## What the task asks
Each line of the records below that holds "name" should be copied out.

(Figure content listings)
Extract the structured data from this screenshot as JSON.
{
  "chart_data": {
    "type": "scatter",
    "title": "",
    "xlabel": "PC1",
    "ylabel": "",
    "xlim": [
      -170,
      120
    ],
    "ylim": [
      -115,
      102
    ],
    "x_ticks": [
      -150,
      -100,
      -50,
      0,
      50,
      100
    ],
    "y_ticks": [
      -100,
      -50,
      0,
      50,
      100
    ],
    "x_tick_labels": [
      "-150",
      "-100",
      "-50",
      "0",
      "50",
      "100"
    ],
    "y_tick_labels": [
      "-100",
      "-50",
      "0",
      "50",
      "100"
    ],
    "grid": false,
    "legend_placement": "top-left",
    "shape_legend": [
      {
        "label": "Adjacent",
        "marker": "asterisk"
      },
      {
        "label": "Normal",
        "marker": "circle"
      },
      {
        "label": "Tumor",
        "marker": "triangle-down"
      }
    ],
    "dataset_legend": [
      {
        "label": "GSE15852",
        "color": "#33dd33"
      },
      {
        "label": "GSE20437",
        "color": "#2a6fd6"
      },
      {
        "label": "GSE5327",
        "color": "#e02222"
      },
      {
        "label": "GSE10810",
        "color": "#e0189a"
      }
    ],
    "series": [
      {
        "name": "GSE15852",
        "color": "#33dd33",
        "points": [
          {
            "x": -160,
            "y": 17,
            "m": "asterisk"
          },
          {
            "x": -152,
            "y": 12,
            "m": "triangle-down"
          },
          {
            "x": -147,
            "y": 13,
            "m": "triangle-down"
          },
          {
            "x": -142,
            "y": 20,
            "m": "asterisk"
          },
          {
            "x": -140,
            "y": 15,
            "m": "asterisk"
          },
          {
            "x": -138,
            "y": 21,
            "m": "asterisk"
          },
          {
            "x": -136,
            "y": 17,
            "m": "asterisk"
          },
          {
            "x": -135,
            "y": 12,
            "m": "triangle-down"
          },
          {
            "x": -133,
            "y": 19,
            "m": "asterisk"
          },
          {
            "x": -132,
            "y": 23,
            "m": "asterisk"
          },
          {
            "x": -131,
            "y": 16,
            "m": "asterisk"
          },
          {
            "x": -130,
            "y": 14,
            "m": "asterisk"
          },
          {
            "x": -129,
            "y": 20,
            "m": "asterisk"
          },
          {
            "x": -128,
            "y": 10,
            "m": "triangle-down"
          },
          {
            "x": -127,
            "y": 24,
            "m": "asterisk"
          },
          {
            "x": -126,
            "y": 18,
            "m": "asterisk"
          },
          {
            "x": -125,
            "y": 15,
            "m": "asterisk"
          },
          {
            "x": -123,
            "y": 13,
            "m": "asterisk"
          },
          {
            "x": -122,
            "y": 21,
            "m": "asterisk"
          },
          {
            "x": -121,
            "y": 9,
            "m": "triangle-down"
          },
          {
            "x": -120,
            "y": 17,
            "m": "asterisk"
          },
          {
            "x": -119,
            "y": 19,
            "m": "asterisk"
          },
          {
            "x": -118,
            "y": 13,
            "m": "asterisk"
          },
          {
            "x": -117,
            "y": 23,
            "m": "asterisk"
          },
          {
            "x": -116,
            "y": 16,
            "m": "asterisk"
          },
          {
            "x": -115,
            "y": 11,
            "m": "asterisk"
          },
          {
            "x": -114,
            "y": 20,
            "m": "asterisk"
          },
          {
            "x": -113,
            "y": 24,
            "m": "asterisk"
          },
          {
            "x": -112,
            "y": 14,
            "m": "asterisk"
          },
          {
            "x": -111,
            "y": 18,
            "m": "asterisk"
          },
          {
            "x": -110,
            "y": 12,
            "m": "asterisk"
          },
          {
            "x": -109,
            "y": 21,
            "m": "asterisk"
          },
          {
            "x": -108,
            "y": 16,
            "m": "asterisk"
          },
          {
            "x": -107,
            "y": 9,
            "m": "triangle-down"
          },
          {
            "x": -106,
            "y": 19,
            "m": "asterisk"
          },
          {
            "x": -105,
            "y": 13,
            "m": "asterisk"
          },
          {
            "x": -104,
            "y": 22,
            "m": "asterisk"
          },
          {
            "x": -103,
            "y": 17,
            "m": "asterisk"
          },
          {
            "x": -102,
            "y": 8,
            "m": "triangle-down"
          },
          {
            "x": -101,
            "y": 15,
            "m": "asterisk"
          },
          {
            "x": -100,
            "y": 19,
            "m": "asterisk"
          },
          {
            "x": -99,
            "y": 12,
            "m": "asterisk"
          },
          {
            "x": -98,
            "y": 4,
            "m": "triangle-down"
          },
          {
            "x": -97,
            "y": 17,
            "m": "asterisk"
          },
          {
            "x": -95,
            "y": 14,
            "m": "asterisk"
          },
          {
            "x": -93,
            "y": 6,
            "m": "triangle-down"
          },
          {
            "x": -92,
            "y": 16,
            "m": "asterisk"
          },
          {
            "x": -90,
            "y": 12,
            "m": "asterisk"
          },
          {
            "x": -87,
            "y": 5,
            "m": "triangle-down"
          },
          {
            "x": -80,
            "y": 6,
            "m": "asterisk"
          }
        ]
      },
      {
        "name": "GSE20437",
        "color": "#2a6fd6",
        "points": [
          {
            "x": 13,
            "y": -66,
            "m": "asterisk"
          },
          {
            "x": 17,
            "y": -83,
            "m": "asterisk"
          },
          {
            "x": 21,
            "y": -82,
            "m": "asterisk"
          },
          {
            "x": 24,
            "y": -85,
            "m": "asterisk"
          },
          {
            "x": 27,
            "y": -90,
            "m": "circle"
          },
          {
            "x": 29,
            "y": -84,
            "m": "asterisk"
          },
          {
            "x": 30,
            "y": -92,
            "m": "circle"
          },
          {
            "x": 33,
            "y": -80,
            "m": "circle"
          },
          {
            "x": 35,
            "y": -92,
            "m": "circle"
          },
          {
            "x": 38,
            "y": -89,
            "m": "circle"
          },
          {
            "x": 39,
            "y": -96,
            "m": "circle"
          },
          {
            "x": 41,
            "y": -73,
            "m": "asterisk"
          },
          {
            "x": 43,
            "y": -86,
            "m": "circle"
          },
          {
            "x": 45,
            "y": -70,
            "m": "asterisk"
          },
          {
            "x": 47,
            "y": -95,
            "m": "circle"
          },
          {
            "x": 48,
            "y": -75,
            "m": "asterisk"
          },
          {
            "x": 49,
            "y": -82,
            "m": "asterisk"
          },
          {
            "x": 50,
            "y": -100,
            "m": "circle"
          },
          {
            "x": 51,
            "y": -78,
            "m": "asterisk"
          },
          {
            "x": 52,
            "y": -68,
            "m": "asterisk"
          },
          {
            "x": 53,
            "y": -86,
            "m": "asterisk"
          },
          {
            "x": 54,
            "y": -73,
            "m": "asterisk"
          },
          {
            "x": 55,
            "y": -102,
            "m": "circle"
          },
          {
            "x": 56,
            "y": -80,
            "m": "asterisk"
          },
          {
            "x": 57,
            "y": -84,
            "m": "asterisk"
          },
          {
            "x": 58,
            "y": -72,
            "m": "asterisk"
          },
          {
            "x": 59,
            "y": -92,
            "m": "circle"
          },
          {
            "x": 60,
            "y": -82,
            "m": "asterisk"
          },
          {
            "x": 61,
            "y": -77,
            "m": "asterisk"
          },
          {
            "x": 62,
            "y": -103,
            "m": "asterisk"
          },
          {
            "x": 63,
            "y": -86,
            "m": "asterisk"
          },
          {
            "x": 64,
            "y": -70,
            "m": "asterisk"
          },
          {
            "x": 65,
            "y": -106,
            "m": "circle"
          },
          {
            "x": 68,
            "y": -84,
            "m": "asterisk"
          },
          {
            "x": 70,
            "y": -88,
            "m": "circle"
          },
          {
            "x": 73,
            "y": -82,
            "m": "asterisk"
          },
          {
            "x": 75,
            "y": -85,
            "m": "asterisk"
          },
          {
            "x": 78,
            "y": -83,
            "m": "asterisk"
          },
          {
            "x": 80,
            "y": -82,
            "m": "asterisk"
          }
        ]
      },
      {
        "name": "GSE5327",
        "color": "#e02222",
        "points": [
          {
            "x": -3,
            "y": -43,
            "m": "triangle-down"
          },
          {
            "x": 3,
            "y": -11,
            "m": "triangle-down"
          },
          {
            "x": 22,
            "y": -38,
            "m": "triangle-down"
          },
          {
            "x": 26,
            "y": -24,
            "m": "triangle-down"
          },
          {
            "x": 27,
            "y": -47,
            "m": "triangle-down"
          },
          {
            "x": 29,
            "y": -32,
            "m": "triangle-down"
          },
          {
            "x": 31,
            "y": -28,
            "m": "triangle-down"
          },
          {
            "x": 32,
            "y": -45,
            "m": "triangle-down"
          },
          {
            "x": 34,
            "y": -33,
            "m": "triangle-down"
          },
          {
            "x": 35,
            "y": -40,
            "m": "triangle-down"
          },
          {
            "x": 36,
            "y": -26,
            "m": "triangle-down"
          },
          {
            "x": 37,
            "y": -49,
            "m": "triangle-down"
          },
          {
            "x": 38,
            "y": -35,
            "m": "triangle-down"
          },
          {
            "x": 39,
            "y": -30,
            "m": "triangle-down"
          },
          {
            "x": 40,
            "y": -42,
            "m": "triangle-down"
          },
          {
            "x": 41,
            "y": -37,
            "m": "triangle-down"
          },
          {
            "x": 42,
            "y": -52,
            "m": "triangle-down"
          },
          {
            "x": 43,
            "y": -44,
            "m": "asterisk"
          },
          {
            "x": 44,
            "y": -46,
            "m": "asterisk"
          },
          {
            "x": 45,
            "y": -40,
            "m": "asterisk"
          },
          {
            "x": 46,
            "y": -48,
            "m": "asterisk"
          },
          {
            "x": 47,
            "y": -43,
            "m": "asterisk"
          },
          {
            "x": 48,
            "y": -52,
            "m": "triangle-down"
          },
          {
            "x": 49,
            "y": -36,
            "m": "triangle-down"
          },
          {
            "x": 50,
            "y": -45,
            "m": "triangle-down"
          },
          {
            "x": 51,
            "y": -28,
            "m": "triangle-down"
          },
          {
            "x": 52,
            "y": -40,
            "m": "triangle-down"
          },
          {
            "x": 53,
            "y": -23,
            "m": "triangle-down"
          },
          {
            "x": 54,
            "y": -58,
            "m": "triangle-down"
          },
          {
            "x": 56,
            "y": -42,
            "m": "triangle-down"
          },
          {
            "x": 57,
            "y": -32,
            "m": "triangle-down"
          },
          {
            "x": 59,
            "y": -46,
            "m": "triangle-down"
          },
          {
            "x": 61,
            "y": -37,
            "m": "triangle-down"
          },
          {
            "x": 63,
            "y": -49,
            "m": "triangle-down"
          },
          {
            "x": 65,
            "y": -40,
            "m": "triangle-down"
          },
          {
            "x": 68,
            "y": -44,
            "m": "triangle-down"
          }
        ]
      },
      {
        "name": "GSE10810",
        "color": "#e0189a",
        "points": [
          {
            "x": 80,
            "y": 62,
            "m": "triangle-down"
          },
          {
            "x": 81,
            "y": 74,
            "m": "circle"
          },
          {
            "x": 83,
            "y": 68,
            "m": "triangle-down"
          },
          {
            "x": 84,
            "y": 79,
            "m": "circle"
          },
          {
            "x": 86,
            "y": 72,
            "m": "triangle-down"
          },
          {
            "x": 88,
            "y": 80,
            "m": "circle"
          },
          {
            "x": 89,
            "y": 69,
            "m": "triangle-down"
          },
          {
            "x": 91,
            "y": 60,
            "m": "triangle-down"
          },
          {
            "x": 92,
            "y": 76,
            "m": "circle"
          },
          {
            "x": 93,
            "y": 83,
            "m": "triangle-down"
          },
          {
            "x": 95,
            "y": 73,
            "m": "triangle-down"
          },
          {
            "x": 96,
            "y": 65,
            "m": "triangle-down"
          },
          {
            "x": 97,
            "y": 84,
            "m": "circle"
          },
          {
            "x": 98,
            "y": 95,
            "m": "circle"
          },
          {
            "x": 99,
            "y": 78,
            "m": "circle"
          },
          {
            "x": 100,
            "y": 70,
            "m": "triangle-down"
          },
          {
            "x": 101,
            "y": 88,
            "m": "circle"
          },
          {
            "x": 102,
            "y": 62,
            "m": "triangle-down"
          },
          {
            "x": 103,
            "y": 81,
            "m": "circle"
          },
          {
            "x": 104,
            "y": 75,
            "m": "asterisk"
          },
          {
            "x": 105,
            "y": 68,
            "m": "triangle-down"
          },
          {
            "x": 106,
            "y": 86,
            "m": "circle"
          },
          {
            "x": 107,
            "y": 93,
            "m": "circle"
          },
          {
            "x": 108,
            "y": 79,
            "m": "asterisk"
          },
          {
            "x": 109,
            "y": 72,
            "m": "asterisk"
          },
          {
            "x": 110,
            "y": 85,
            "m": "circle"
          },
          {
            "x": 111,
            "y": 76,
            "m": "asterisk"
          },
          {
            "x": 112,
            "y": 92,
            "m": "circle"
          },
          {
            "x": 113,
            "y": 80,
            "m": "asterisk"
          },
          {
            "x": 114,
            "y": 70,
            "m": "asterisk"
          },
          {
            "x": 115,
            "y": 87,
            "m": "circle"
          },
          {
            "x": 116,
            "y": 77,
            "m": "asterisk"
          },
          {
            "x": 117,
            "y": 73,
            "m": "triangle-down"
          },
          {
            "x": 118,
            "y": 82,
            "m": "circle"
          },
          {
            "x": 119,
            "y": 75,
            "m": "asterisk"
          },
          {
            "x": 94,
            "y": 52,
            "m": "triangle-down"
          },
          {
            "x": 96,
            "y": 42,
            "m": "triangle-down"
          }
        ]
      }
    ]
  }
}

## Answer below
        "name": "GSE15852",
        "name": "GSE20437",
        "name": "GSE5327",
        "name": "GSE10810",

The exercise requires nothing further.